■ WHAT IS REQUIRED:
Determine how many lines contain the string "this", then reply with that figure only.

--*--

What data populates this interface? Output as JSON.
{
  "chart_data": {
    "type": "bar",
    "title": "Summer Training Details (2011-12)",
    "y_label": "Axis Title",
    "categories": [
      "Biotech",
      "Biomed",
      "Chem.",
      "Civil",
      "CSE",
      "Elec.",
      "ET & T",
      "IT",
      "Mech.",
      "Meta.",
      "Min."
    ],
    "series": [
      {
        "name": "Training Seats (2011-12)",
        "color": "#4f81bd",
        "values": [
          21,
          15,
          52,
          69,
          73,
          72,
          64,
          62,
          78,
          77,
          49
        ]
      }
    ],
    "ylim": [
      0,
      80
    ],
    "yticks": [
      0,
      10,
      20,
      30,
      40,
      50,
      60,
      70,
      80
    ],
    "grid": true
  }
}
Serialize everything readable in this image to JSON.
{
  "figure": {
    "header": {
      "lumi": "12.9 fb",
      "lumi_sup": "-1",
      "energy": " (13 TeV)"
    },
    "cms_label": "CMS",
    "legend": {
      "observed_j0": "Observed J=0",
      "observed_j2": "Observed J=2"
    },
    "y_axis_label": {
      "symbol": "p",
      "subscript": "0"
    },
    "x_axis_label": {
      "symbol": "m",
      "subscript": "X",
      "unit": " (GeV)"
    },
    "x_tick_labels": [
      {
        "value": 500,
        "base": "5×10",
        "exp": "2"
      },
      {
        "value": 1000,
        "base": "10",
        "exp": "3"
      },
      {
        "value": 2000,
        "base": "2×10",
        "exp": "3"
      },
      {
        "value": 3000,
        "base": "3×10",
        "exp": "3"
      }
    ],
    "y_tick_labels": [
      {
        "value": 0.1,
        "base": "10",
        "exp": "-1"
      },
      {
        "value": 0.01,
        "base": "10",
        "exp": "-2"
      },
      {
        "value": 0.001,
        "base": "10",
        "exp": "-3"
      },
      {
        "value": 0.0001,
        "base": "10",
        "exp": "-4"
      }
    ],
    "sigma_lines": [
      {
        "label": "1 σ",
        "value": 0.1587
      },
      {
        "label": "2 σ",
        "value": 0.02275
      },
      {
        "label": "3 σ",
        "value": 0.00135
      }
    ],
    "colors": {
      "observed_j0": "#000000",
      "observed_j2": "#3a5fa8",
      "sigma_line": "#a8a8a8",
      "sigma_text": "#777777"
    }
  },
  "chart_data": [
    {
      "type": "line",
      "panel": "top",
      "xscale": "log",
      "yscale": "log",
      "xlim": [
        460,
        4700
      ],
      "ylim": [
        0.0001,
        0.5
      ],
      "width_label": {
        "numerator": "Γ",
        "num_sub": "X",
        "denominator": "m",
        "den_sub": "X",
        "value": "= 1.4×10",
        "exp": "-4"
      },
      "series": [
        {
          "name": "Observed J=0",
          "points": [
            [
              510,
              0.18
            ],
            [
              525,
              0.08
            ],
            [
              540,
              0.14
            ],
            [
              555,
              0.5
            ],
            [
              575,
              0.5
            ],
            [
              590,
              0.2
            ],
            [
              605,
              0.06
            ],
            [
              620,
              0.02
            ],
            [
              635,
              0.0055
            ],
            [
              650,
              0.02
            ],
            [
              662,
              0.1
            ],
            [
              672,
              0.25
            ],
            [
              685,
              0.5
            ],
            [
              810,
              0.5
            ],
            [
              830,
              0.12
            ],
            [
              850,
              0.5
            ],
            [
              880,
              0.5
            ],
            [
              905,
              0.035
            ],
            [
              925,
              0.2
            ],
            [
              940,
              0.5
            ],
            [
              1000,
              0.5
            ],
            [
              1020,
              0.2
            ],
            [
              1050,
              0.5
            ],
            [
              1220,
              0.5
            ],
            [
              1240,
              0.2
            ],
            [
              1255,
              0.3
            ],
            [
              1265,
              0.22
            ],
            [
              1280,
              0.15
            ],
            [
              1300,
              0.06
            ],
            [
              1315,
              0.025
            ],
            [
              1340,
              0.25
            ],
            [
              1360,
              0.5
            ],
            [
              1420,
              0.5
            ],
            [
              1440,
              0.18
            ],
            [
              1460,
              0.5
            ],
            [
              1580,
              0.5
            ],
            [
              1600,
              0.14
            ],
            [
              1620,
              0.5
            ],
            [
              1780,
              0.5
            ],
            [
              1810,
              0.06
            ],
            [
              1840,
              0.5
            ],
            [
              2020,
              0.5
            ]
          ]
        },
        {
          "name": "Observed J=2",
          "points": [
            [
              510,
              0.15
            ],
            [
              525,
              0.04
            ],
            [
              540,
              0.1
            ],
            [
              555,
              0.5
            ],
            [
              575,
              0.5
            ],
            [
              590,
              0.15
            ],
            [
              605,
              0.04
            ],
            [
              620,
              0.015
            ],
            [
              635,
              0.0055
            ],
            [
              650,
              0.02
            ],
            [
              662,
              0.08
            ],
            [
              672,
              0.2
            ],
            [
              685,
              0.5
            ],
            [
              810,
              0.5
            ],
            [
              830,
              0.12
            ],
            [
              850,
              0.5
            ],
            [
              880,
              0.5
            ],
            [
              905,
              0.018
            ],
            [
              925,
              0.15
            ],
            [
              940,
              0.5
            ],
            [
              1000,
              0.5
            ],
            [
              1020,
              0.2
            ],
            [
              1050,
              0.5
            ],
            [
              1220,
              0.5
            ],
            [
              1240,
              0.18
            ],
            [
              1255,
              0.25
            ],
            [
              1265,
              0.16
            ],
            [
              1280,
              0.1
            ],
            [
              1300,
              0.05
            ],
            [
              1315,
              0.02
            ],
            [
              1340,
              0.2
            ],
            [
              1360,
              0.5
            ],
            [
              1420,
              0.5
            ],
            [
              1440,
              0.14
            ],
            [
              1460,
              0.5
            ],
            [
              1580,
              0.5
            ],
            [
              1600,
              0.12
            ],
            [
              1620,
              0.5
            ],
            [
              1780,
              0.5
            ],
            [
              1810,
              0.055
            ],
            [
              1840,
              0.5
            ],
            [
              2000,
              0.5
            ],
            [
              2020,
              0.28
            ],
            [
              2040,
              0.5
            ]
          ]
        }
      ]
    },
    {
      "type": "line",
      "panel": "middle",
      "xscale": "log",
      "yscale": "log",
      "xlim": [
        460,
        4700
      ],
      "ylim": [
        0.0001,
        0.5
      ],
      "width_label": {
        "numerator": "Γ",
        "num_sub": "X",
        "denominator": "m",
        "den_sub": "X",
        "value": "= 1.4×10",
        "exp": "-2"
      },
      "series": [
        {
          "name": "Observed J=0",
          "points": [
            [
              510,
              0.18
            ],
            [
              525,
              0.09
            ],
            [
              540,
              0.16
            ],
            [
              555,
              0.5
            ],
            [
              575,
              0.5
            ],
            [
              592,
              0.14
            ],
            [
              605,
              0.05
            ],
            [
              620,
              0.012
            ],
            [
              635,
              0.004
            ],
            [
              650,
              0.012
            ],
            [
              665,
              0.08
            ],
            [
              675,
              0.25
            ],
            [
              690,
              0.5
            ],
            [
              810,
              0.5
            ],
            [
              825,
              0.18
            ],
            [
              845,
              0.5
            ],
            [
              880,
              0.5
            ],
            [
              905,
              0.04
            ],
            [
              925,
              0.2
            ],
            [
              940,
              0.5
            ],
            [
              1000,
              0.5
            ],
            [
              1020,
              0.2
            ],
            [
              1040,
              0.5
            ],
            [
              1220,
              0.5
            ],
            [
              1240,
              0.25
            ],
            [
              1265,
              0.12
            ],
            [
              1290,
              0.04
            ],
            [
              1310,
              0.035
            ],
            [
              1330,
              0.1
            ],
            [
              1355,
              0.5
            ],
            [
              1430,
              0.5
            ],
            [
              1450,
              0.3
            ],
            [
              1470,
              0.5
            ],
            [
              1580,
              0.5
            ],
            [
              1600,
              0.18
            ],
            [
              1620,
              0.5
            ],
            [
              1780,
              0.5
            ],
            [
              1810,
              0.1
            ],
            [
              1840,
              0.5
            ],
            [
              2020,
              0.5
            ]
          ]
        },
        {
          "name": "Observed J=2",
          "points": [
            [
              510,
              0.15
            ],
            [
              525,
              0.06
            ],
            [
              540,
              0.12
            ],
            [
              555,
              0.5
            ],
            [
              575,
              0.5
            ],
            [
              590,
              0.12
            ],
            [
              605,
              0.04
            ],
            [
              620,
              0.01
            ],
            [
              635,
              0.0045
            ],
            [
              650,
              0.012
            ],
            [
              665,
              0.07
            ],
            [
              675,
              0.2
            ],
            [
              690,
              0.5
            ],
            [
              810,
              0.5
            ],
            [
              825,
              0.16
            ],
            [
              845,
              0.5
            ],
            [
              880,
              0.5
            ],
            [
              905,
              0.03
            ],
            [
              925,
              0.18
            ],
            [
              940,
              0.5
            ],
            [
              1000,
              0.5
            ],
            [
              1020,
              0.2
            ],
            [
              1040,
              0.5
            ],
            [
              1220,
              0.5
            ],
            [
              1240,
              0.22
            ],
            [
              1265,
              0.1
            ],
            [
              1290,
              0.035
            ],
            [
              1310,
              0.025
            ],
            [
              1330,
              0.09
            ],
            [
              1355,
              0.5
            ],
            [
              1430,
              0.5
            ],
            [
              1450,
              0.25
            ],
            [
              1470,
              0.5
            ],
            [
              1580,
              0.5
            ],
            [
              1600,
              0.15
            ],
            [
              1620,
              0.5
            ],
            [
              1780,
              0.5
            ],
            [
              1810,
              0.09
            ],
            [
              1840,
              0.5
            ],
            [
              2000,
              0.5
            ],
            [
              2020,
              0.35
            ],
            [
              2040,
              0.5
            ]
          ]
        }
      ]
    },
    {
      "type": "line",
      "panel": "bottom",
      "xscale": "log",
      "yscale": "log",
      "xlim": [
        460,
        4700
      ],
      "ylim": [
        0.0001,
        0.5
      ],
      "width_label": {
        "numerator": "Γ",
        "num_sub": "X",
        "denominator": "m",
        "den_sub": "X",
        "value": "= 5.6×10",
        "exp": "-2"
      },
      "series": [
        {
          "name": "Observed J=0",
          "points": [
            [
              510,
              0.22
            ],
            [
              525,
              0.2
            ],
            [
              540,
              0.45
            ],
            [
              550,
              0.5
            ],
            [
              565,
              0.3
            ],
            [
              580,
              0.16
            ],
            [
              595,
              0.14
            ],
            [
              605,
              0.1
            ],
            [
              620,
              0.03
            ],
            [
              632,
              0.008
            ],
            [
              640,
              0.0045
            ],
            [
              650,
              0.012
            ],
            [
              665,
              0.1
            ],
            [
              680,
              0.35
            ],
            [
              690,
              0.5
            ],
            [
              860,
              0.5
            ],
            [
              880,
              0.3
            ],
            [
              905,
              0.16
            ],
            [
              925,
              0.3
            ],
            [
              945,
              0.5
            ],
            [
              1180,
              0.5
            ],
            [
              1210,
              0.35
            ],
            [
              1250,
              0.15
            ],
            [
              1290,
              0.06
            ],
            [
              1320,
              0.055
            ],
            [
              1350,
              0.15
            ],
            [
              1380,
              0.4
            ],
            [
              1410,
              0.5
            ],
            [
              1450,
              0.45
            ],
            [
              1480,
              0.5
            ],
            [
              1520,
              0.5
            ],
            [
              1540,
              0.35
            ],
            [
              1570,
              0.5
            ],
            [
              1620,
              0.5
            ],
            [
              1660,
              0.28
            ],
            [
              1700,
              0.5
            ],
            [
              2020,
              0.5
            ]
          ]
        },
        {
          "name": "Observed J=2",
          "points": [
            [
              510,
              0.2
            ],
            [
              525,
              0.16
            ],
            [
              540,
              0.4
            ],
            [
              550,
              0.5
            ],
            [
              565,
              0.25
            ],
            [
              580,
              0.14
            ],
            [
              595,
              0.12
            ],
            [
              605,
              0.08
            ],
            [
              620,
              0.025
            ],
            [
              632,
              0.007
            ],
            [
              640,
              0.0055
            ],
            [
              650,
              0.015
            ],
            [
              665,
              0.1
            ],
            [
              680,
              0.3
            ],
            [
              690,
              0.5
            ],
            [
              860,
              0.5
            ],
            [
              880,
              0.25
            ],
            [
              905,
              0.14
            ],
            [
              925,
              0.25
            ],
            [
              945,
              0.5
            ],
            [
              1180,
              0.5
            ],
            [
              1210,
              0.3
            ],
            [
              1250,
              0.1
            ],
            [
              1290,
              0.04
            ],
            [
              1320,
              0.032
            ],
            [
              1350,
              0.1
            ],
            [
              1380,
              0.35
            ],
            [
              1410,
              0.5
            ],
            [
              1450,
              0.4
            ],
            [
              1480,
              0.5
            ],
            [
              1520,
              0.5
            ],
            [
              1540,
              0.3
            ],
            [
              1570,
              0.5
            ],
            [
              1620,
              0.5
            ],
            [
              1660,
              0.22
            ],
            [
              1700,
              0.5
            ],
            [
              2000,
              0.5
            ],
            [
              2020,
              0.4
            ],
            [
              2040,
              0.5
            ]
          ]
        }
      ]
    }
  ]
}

--*--

■ THE COMPLETED TASK:
2